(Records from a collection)
***
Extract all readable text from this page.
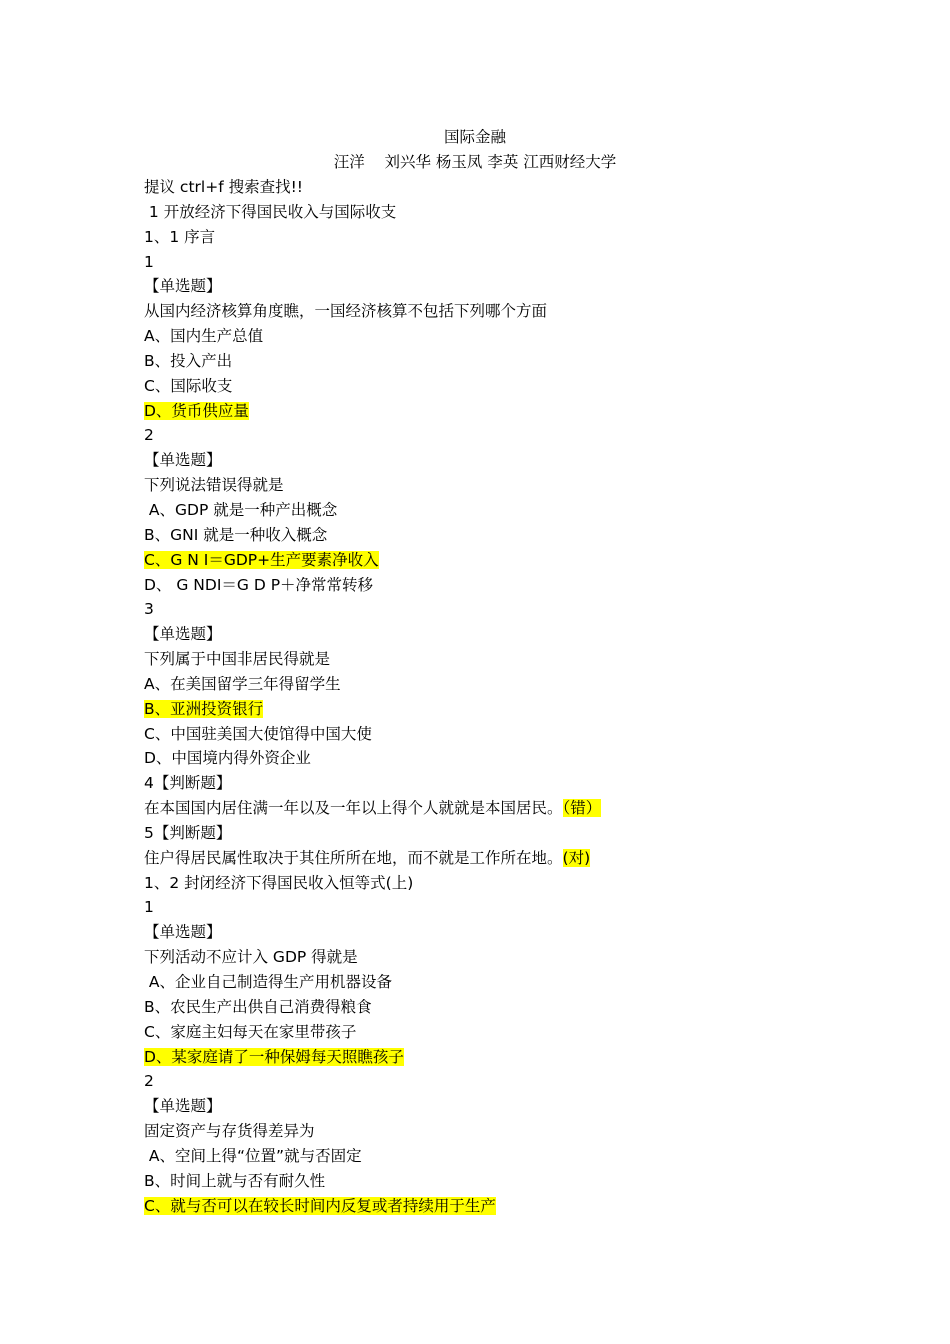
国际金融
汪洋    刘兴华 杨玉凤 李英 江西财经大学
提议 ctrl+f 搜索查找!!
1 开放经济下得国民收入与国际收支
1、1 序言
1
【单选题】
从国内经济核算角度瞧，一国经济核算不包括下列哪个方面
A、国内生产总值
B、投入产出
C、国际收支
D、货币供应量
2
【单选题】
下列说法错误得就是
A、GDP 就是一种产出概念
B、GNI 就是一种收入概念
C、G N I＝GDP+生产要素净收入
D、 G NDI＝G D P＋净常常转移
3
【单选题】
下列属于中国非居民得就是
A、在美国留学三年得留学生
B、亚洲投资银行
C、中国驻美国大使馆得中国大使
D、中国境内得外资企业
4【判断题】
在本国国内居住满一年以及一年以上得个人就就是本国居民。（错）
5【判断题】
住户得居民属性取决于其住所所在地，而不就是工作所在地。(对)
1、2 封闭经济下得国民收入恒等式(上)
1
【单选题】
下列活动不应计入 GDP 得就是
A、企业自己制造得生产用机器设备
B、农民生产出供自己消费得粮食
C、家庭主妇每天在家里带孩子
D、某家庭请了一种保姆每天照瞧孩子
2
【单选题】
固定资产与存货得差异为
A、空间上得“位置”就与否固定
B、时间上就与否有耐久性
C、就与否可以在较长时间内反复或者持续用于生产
***
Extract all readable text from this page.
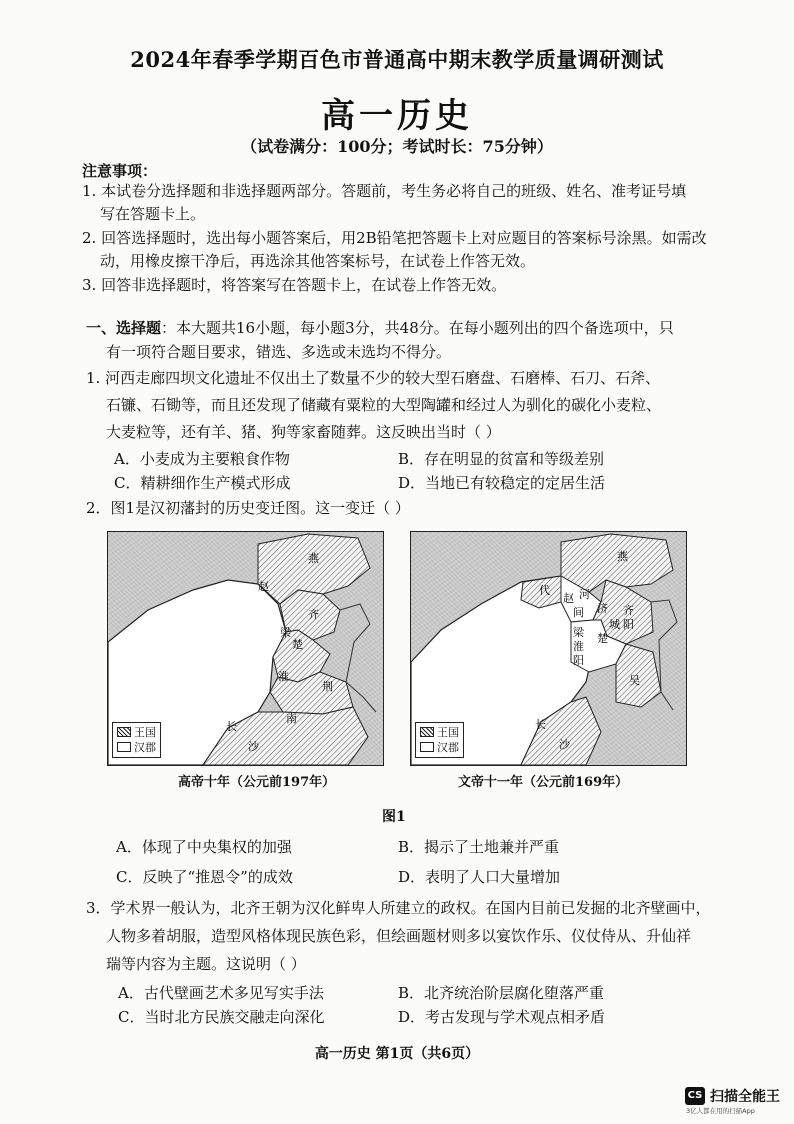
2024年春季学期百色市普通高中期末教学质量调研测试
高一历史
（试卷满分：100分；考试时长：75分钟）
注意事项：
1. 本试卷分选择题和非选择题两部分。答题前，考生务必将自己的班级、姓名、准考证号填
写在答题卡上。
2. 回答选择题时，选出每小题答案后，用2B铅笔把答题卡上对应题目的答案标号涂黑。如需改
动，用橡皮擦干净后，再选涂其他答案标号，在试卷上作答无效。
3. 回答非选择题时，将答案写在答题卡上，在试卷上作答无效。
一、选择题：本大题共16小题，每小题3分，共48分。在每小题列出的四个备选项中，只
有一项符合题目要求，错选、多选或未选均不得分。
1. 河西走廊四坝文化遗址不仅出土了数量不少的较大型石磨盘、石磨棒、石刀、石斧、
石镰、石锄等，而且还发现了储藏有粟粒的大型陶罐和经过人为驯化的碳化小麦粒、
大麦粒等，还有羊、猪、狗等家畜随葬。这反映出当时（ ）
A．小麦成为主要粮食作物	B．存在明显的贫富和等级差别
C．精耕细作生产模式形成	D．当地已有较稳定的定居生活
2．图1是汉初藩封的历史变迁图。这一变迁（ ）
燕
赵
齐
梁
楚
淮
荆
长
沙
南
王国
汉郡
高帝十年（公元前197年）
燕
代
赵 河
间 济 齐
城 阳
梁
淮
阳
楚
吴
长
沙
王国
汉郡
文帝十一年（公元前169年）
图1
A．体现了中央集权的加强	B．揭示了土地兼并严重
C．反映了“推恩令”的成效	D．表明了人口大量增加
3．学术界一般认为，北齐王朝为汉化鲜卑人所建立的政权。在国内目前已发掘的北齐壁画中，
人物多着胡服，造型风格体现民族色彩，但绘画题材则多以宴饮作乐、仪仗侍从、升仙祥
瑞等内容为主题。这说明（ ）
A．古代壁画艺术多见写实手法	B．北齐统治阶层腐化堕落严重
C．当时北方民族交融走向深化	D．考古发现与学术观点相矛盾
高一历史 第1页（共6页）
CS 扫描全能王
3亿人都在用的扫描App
***
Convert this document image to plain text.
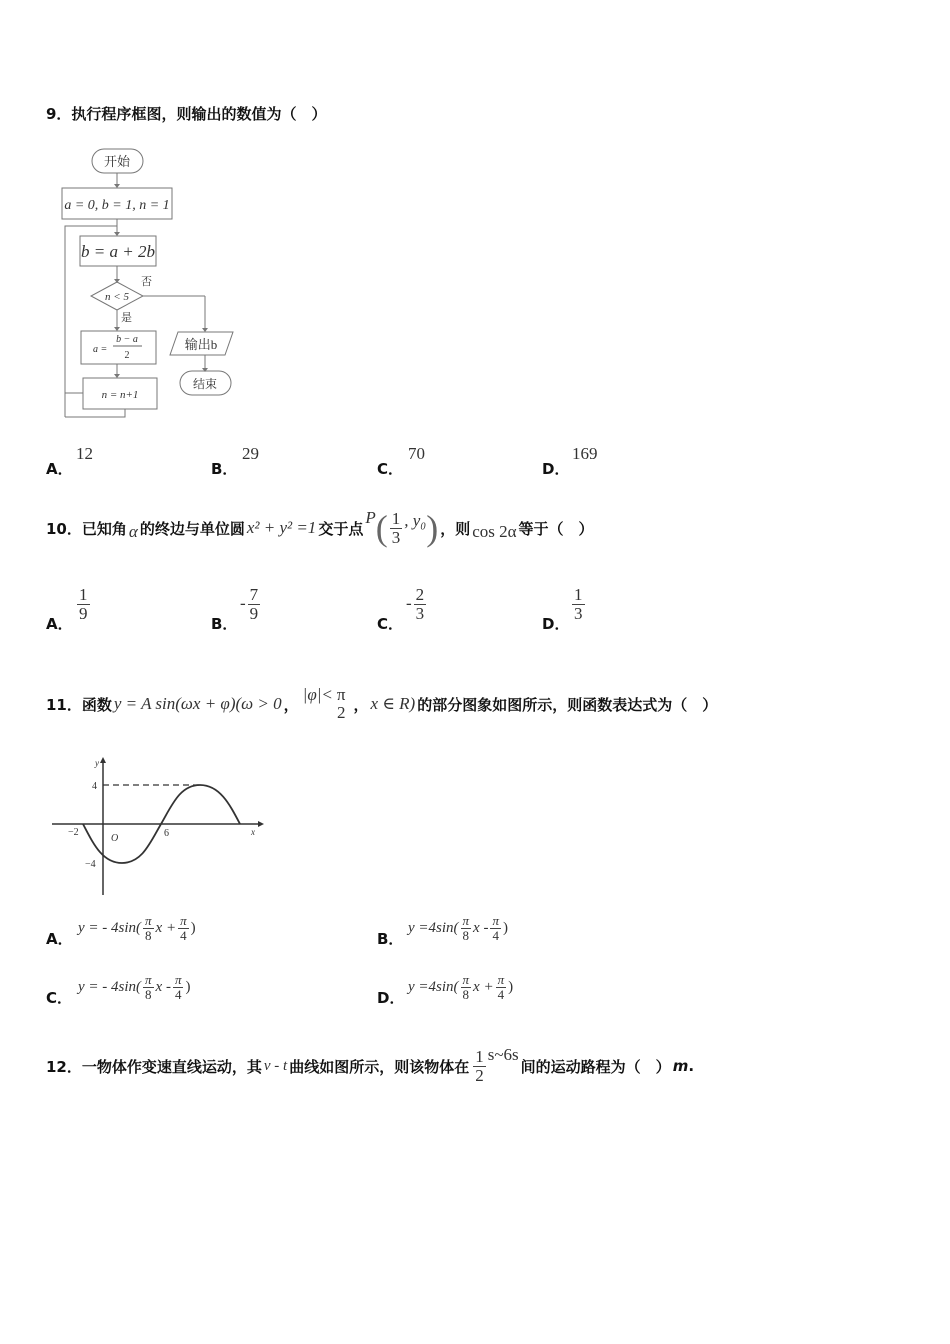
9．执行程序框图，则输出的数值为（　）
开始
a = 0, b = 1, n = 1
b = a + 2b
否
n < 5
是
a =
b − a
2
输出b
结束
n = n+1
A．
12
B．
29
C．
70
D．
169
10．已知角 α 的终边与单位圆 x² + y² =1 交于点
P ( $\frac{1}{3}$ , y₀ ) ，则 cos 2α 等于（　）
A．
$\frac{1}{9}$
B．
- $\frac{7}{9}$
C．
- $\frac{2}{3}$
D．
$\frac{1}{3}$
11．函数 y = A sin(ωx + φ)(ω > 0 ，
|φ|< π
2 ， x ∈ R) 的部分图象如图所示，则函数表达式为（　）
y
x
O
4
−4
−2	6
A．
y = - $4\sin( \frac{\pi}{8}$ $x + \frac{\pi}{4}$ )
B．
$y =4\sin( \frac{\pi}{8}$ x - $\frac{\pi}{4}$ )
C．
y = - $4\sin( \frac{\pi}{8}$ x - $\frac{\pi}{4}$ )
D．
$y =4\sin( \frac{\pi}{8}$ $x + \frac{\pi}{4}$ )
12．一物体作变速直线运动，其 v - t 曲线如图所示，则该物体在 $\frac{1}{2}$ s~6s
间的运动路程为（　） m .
***
GIVEN PROBLEM —
Provide only the count of lines in the material above that hold the word "frac".

EXERCISE RESULT —
10